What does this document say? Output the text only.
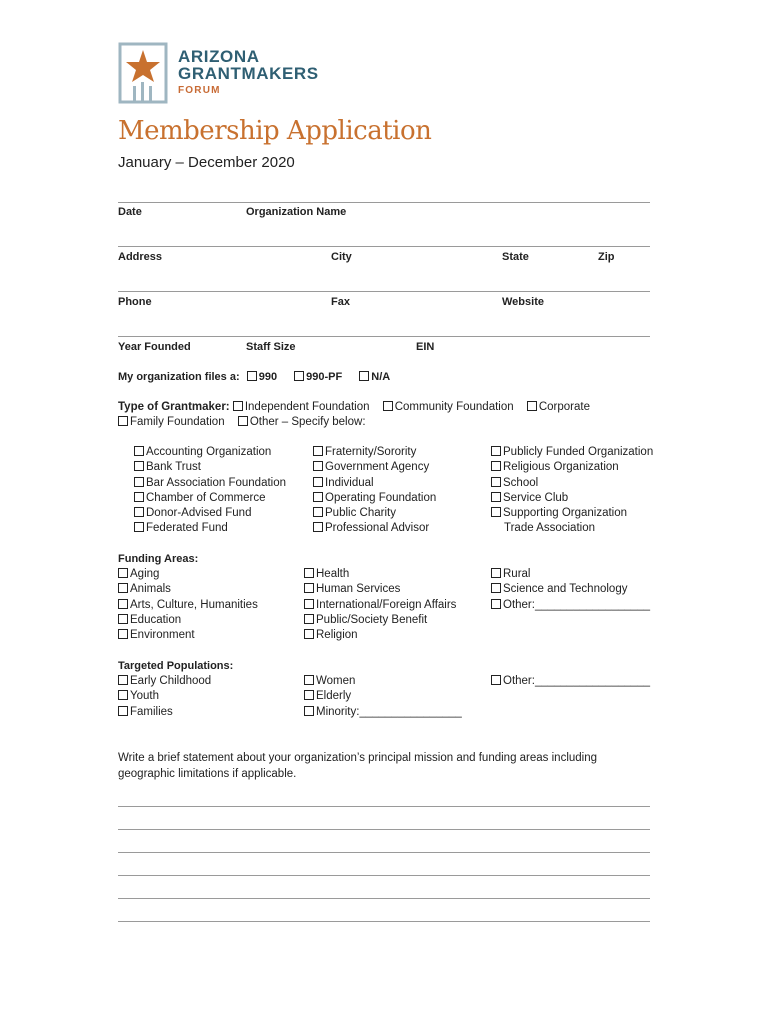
ARIZONA
GRANTMAKERS
FORUM
Membership Application
January – December 2020
Date	Organization Name
Address	City	State	Zip
Phone	Fax	Website
Year Founded	Staff Size	EIN
My organization files a: 990	990-PF	N/A
Type of Grantmaker: Independent Foundation Community Foundation Corporate
Family Foundation Other – Specify below:
Accounting Organization
Bank Trust
Bar Association Foundation
Chamber of Commerce
Donor-Advised Fund
Federated Fund
Fraternity/Sorority
Government Agency
Individual
Operating Foundation
Public Charity
Professional Advisor
Publicly Funded Organization
Religious Organization
School
Service Club
Supporting Organization
Trade Association
Funding Areas:
Aging
Animals
Arts, Culture, Humanities
Education
Environment
Health
Human Services
International/Foreign Affairs
Public/Society Benefit
Religion
Rural
Science and Technology
Other:__________________
Targeted Populations:
Early Childhood
Youth
Families
Women
Elderly
Minority:________________
Other:__________________
Write a brief statement about your organization’s principal mission and funding areas including geographic limitations if applicable.
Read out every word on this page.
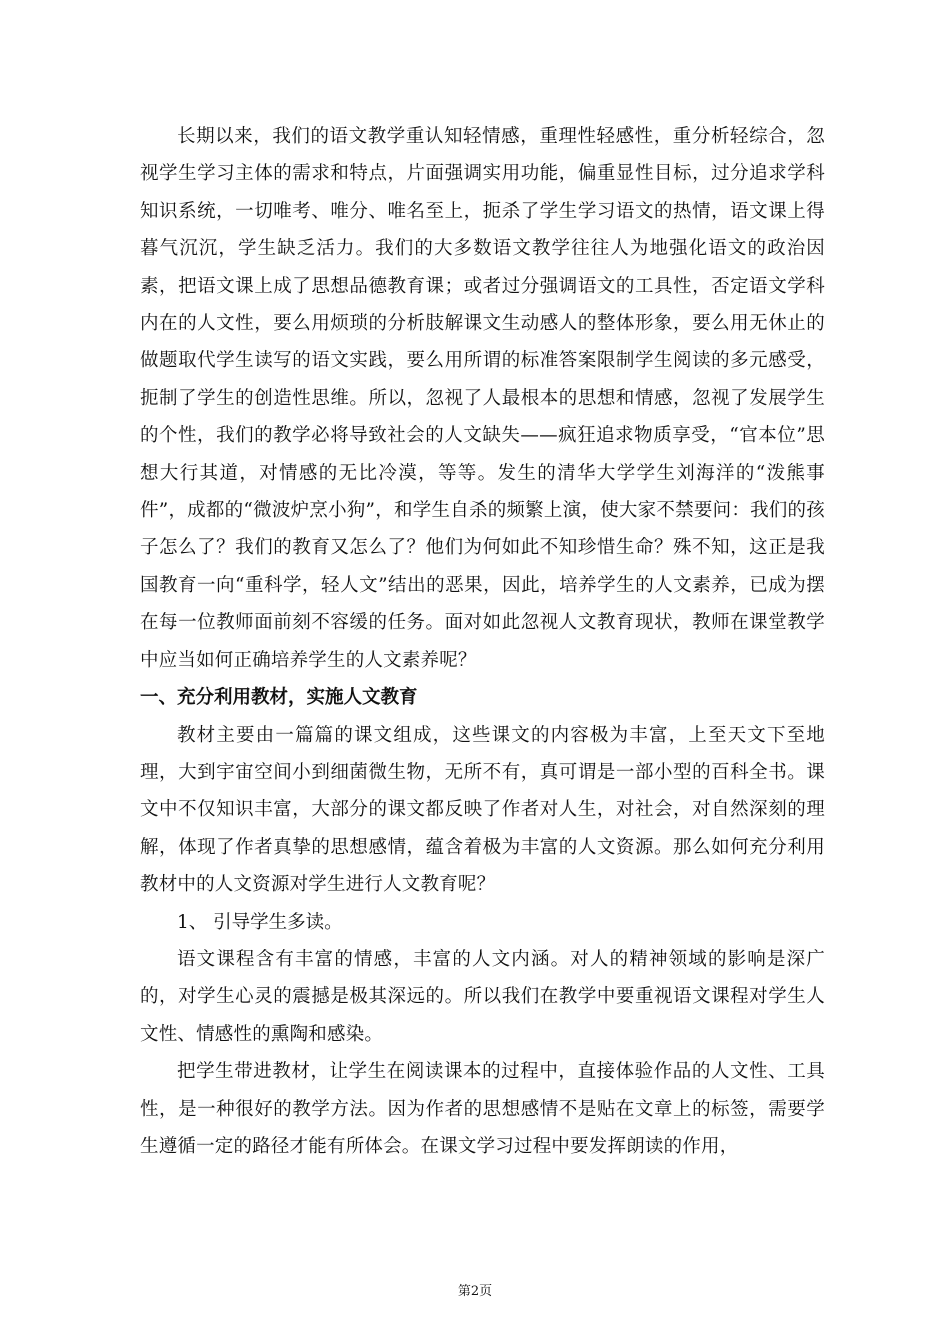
长期以来，我们的语文教学重认知轻情感，重理性轻感性，重分析轻综合，忽视学生学习主体的需求和特点，片面强调实用功能，偏重显性目标，过分追求学科知识系统，一切唯考、唯分、唯名至上，扼杀了学生学习语文的热情，语文课上得暮气沉沉，学生缺乏活力。我们的大多数语文教学往往人为地强化语文的政治因素，把语文课上成了思想品德教育课；或者过分强调语文的工具性，否定语文学科内在的人文性，要么用烦琐的分析肢解课文生动感人的整体形象，要么用无休止的做题取代学生读写的语文实践，要么用所谓的标准答案限制学生阅读的多元感受，扼制了学生的创造性思维。所以，忽视了人最根本的思想和情感，忽视了发展学生的个性，我们的教学必将导致社会的人文缺失——疯狂追求物质享受，“官本位”思想大行其道，对情感的无比冷漠，等等。发生的清华大学学生刘海洋的“泼熊事件”，成都的“微波炉烹小狗”，和学生自杀的频繁上演，使大家不禁要问：我们的孩子怎么了？我们的教育又怎么了？他们为何如此不知珍惜生命？殊不知，这正是我国教育一向“重科学，轻人文”结出的恶果，因此，培养学生的人文素养，已成为摆在每一位教师面前刻不容缓的任务。面对如此忽视人文教育现状，教师在课堂教学中应当如何正确培养学生的人文素养呢？

一、充分利用教材，实施人文教育

教材主要由一篇篇的课文组成，这些课文的内容极为丰富，上至天文下至地理，大到宇宙空间小到细菌微生物，无所不有，真可谓是一部小型的百科全书。课文中不仅知识丰富，大部分的课文都反映了作者对人生，对社会，对自然深刻的理解，体现了作者真挚的思想感情，蕴含着极为丰富的人文资源。那么如何充分利用教材中的人文资源对学生进行人文教育呢？

1、 引导学生多读。

语文课程含有丰富的情感，丰富的人文内涵。对人的精神领域的影响是深广的，对学生心灵的震撼是极其深远的。所以我们在教学中要重视语文课程对学生人文性、情感性的熏陶和感染。

把学生带进教材，让学生在阅读课本的过程中，直接体验作品的人文性、工具性，是一种很好的教学方法。因为作者的思想感情不是贴在文章上的标签，需要学生遵循一定的路径才能有所体会。在课文学习过程中要发挥朗读的作用，

第2页
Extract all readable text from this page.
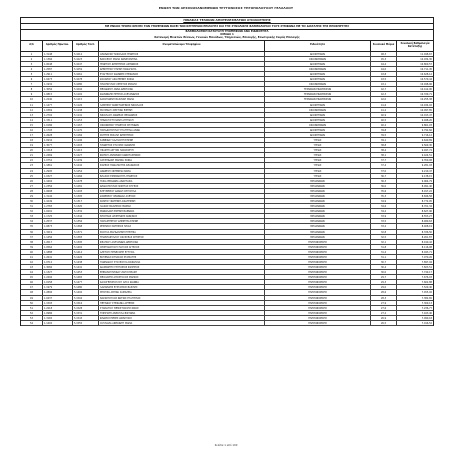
ΕΝΩΣΗ ΤΩΝ ΑΡΧΙΣΩΣΙΑΝΟΜΕΝΩΝ ΤΡΥΓΟΝΟΣΟΣ ΤΗΓΟΠΟΛΟΥΛΟΥ ΓΕΛΑΛΛΟΥ
ΠΙΝΑΚΑΣ ΤΕΛΙΚΩΝ ΑΠΟΤΕΛΕΣΜΑΤΩΝ ΑΞΙΟΛΟΓΗΣΗΣ
ΜΕ ΕΝΙΑΙΟ ΤΡΟΠΟ ΚΡΙΣΗΣ ΤΩΝ ΥΠΟΨΗΦΙΩΝ ΒΑΣΕΙ ΤΩΝ ΚΡΙΤΗΡΙΩΝ ΕΠΙΛΟΓΗΣ ΚΑΙ ΤΗΣ ΣΥΝΟΛΙΚΗΣ ΒΑΘΜΟΛΟΓΙΑΣ ΤΟΥΣ ΣΥΜΦΩΝΑ ΜΕ ΤΙΣ ΔΙΑΤΑΞΕΙΣ ΤΗΣ ΠΡΟΚΗΡΥΞΗΣ
ΒΑΘΜΟΛΟΓΙΚΗ ΚΑΤΑΤΑΞΗ ΥΠΟΨΗΦΙΩΝ ΑΝΑ ΕΙΔΙΚΟΤΗΤΑ
ΟΜΑΔΑ 1
Κατανομή Μεικτών Θέσεων, Γενικών Μονάδων, Υπηρεσιών, Επιλογής, Εσωτερικής Σειράς Επιλογής
Α/Α	Αριθμός Πρωτοκ.	Αριθμός Ταυτ.	Ονοματεπώνυμο Υποψηφίου	Ειδικότητα	Συνολικά Μόρια	Συνολική Βαθμολογία Κατάταξης
1	1.3148	5.1012	ΑΘΑΝΑΣΙΟΥ ΝΙΚΟΛΑΟΣ ΓΕΩΡΓΙΟΣ	ΔΙΟΙΚΗΤΙΚΩΝ	48,3	11.498,67
2	1.1366	5.1023	ΒΑΣΙΛΕΙΟΥ ΜΑΡΙΑ ΚΩΝΣΤΑΝΤΙΝΑ	ΟΙΚΟΝΟΜΙΚΩΝ	45,3	10.934,30
3	1.0048	5.1047	ΓΕΩΡΓΙΟΥ ΔΗΜΗΤΡΙΟΣ ΑΝΤΩΝΙΟΣ	ΔΙΟΙΚΗΤΙΚΩΝ	44,4	10.800,57
4	1.2587	5.1059	ΔΗΜΗΤΡΙΟΥ ΕΛΕΝΗ ΠΑΝΑΓΙΩΤΑ	ΟΙΚΟΝΟΜΙΚΩΝ	44,0	10.711,45
5	1.2911	5.1061	ΕΥΑΓΓΕΛΟΥ ΙΩΑΝΝΗΣ ΣΤΕΦΑΝΟΣ	ΔΙΟΙΚΗΤΙΚΩΝ	43,8	10.628,12
6	1.0473	5.1078	ΖΑΧΑΡΙΟΥ ΑΙΚΑΤΕΡΙΝΗ ΣΟΦΙΑ	ΔΙΟΙΚΗΤΙΚΩΝ	43,5	10.570,44
7	1.1932	5.1080	ΗΛΙΟΠΟΥΛΟΣ ΧΡΗΣΤΟΣ ΜΙΧΑΗΛ	ΟΙΚΟΝΟΜΙΚΩΝ	43,1	10.498,06
8	1.3056	5.1094	ΘΕΟΔΩΡΟΥ ΑΝΝΑ ΔΕΣΠΟΙΝΑ	ΤΕΧΝΙΚΩΝ ΕΦΑΡΜΟΓΩΝ	42,7	10.412,90
9	1.0815	5.1102	ΙΩΑΝΝΙΔΗΣ ΠΕΤΡΟΣ ΑΛΕΞΑΝΔΡΟΣ	ΤΕΧΝΙΚΩΝ ΕΦΑΡΜΟΓΩΝ	42,3	10.339,71
10	1.2240	5.1115	ΚΑΡΑΓΙΑΝΝΗ ΒΑΣΙΛΙΚΗ ΜΑΡΙΑ	ΤΕΧΝΙΚΩΝ ΕΦΑΡΜΟΓΩΝ	42,0	10.255,38
11	1.1477	5.1126	ΛΑΜΠΡΟΥ ΚΩΝΣΤΑΝΤΙΝΟΣ ΝΙΚΟΛΑΟΣ	ΔΙΟΙΚΗΤΙΚΩΝ	41,6	10.184,02
12	1.0369	5.1138	ΜΑΥΡΙΔΟΥ ΧΡΙΣΤΙΝΑ ΕΙΡΗΝΗ	ΟΙΚΟΝΟΜΙΚΩΝ	41,2	10.097,85
13	1.2702	5.1141	ΝΙΚΟΛΑΟΥ ΑΝΔΡΕΑΣ ΘΕΟΔΩΡΟΣ	ΔΙΟΙΚΗΤΙΚΩΝ	40,9	10.013,47
14	1.3311	5.1153	ΞΕΝΑΚΗ ΣΤΥΛΙΑΝΗ ΑΓΓΕΛΙΚΗ	ΔΙΟΙΚΗΤΙΚΩΝ	40,5	9.948,20
15	1.0186	5.1167	ΟΙΚΟΝΟΜΟΥ ΓΕΩΡΓΙΟΣ ΣΠΥΡΙΔΩΝ	ΟΙΚΟΝΟΜΙΚΩΝ	40,2	9.861,03
16	1.1793	5.1170	ΠΑΠΑΔΟΠΟΥΛΟΥ ΕΥΑΓΓΕΛΙΑ ΑΝΝΑ	ΔΙΟΙΚΗΤΙΚΩΝ	39,8	9.792,66
17	1.2628	5.1184	ΡΑΠΤΗΣ ΜΙΧΑΗΛ ΔΗΜΗΤΡΙΟΣ	ΔΙΟΙΚΗΤΙΚΩΝ	39,5	9.716,12
18	1.0934	5.1196	ΣΑΒΒΙΔΟΥ ΚΑΛΛΙΟΠΗ ΕΛΕΝΗ	ΥΓΕΙΑΣ	39,1	9.640,89
19	1.3077	5.1203	ΤΖΑΝΕΤΟΣ ΣΤΑΥΡΟΣ ΙΩΑΝΝΗΣ	ΥΓΕΙΑΣ	38,8	9.569,30
20	1.1518	5.1215	ΥΦΑΝΤΗ ΑΡΓΥΡΩ ΠΑΡΑΣΚΕΥΗ	ΥΓΕΙΑΣ	38,4	9.497,74
21	1.2469	5.1227	ΦΩΤΙΟΥ ΑΝΤΩΝΙΟΣ ΚΩΝΣΤΑΝΤΙΝΟΣ	ΥΓΕΙΑΣ	38,1	9.424,51
22	1.0752	5.1239	ΧΑΤΖΗΔΑΚΗ ΜΑΡΙΝΑ ΣΟΦΙΑ	ΥΓΕΙΑΣ	37,7	9.350,08
23	1.1861	5.1242	ΨΑΡΡΟΣ ΠΑΝΑΓΙΩΤΗΣ ΑΘΑΝΑΣΙΟΣ	ΥΓΕΙΑΣ	37,4	9.281,93
24	1.2995	5.1254	ΑΝΔΡΕΟΥ ΙΦΙΓΕΝΕΙΑ ΜΑΡΙΑ	ΥΓΕΙΑΣ	37,0	9.210,47
25	1.0327	5.1266	ΒΛΑΧΟΣ ΕΜΜΑΝΟΥΗΛ ΓΕΩΡΓΙΟΣ	ΥΓΕΙΑΣ	36,7	9.138,15
26	1.1604	5.1278	ΓΚΙΚΑ ΘΕΟΔΩΡΑ ΑΝΑΣΤΑΣΙΑ	ΜΗΧΑΝΙΚΩΝ	36,3	9.064,79
27	1.2356	5.1281	ΔΡΑΚΟΠΟΥΛΟΣ ΝΙΚΗΤΑΣ ΣΠΥΡΟΣ	ΜΗΧΑΝΙΚΩΝ	36,0	8.991,40
28	1.0608	5.1293	ΕΛΕΥΘΕΡΙΟΥ ΔΑΝΑΗ ΧΡΥΣΟΥΛΑ	ΜΗΧΑΝΙΚΩΝ	35,6	8.917,22
29	1.3142	5.1305	ΖΑΦΕΙΡΙΟΥ ΛΕΩΝΙΔΑΣ ΑΛΕΞΙΟΣ	ΜΗΧΑΝΙΚΩΝ	35,3	8.846,58
30	1.1049	5.1317	ΚΟΝΤΟΥ ΦΩΤΕΙΝΗ ΑΙΚΑΤΕΡΙΝΗ	ΜΗΧΑΝΙΚΩΝ	34,9	8.772,05
31	1.2783	5.1320	ΛΙΑΚΟΣ ΒΑΣΙΛΕΙΟΣ ΘΩΜΑΣ	ΜΗΧΑΝΙΚΩΝ	34,6	8.701,34
32	1.0291	5.1332	ΜΑΝΩΛΑΚΗ ΕΙΡΗΝΗ ΒΑΡΒΑΡΑ	ΜΗΧΑΝΙΚΩΝ	34,2	8.627,96
33	1.1725	5.1344	ΝΤΟΥΜΑΣ ΑΡΙΣΤΕΙΔΗΣ ΚΩΝ/ΝΟΣ	ΜΗΧΑΝΙΚΩΝ	33,9	8.553,27
34	1.2537	5.1356	ΠΑΠΑΣΤΕΡΓΙΟΥ ΔΗΜΗΤΡΑ ΕΛΕΝΗ	ΜΗΧΑΝΙΚΩΝ	33,5	8.480,63
35	1.0873	5.1368	ΡΕΝΤΖΟΣ ΣΩΤΗΡΙΟΣ ΗΛΙΑΣ	ΜΗΧΑΝΙΚΩΝ	33,2	8.408,19
36	1.3219	5.1371	ΣΚΟΥΛΑ ΜΑΓΔΑΛΗΝΗ ΕΥΘΥΜΙΑ	ΜΗΧΑΝΙΚΩΝ	32,8	8.336,50
37	1.1456	5.1383	ΤΡΙΑΝΤΑΦΥΛΛΟΥ ΟΔΥΣΣΕΑΣ ΧΡΗΣΤΟΣ	ΜΗΧΑΝΙΚΩΝ	32,5	8.261,87
38	1.2017	5.1395	ΦΡΑΓΚΟΥ ΑΛΕΞΑΝΔΡΑ ΔΕΣΠΟΙΝΑ	ΠΛΗΡΟΦΟΡΙΚΗΣ	32,1	8.190,42
39	1.0564	5.1402	ΧΡΙΣΤΟΔΟΥΛΟΥ ΠΑΥΛΟΣ ΑΓΓΕΛΟΣ	ΠΛΗΡΟΦΟΡΙΚΗΣ	31,8	8.116,08
40	1.1888	5.1414	ΑΛΕΞΙΟΥ ΠΗΝΕΛΟΠΗ ΕΥΤΥΧΙΑ	ΠΛΗΡΟΦΟΡΙΚΗΣ	31,4	8.043,71
41	1.2641	5.1426	ΒΟΥΡΝΑΣ ΚΥΡΙΑΚΟΣ ΣΤΑΜΑΤΗΣ	ΠΛΗΡΟΦΟΡΙΚΗΣ	31,1	7.970,26
42	1.0712	5.1438	ΓΙΑΝΝΑΚΟΥ ΣΤΑΥΡΟΥΛΑ ΡΑΦΑΗΛΙΑ	ΠΛΗΡΟΦΟΡΙΚΗΣ	30,7	7.897,94
43	1.3084	5.1441	ΔΙΑΜΑΝΤΗΣ ΓΡΗΓΟΡΙΟΣ ΦΙΛΙΠΠΟΣ	ΠΛΗΡΟΦΟΡΙΚΗΣ	30,4	7.823,51
44	1.1327	5.1453	ΕΜΜΑΝΟΥΗΛΙΔΟΥ ΖΩΗ ΚΥΡΙΑΚΗ	ΠΛΗΡΟΦΟΡΙΚΗΣ	30,0	7.749,17
45	1.2494	5.1465	ΘΕΟΧΑΡΗΣ ΑΠΟΣΤΟΛΟΣ ΜΑΡΚΟΣ	ΠΛΗΡΟΦΟΡΙΚΗΣ	29,7	7.676,03
46	1.0158	5.1477	ΚΑΛΟΓΕΡΟΠΟΥΛΟΥ ΟΛΓΑ ΙΩΑΝΝΑ	ΠΛΗΡΟΦΟΡΙΚΗΣ	29,3	7.602,88
47	1.1979	5.1480	ΛΑΖΑΡΙΔΗΣ ΕΥΣΤΑΘΙΟΣ ΒΑΣΙΛΗΣ	ΠΛΗΡΟΦΟΡΙΚΗΣ	29,0	7.529,40
48	1.2806	5.1492	ΜΠΟΥΡΑ ΑΘΗΝΑ ΧΑΡΙΚΛΕΙΑ	ΠΛΗΡΟΦΟΡΙΚΗΣ	28,6	7.455,92
49	1.0437	5.1504	ΝΑΣΙΟΠΟΥΛΟΣ ΦΩΤΙΟΣ ΕΥΑΓΓΕΛΟΣ	ΠΛΗΡΟΦΟΡΙΚΗΣ	28,3	7.382,65
50	1.1593	5.1516	ΠΕΤΡΙΔΟΥ ΣΤΕΦΑΝΙΑ ΑΡΤΕΜΙΣ	ΠΛΗΡΟΦΟΡΙΚΗΣ	27,9	7.309,13
51	1.2218	5.1528	ΣΤΑΜΑΤΙΟΥ ΘΕΜΙΣΤΟΚΛΗΣ ΝΙΚΟΣ	ΠΛΗΡΟΦΟΡΙΚΗΣ	27,6	7.236,77
52	1.0986	5.1531	ΤΣΙΡΙΓΩΤΗ ΑΝΘΟΥΛΑ ΒΙΚΤΩΡΙΑ	ΠΛΗΡΟΦΟΡΙΚΗΣ	27,2	7.163,40
53	1.3165	5.1543	ΦΛΩΡΟΣ ΕΡΜΗΣ ΔΙΟΝΥΣΙΟΣ	ΠΛΗΡΟΦΟΡΙΚΗΣ	26,9	7.090,18
54	1.1402	5.1555	ΧΟΥΛΙΑΡΑ ΑΦΡΟΔΙΤΗ ΜΑΡΙΑ	ΠΛΗΡΟΦΟΡΙΚΗΣ	26,5	7.016,52
Σελίδα 1 από 100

* _Objective_
Look through the entries and find each line that has the string "ΕΙΡΗΝΗ". Copy those lines.

* _Full response_
12	1.0369	5.1138	ΜΑΥΡΙΔΟΥ ΧΡΙΣΤΙΝΑ ΕΙΡΗΝΗ	ΟΙΚΟΝΟΜΙΚΩΝ	41,2	10.097,85
32	1.0291	5.1332	ΜΑΝΩΛΑΚΗ ΕΙΡΗΝΗ ΒΑΡΒΑΡΑ	ΜΗΧΑΝΙΚΩΝ	34,2	8.627,96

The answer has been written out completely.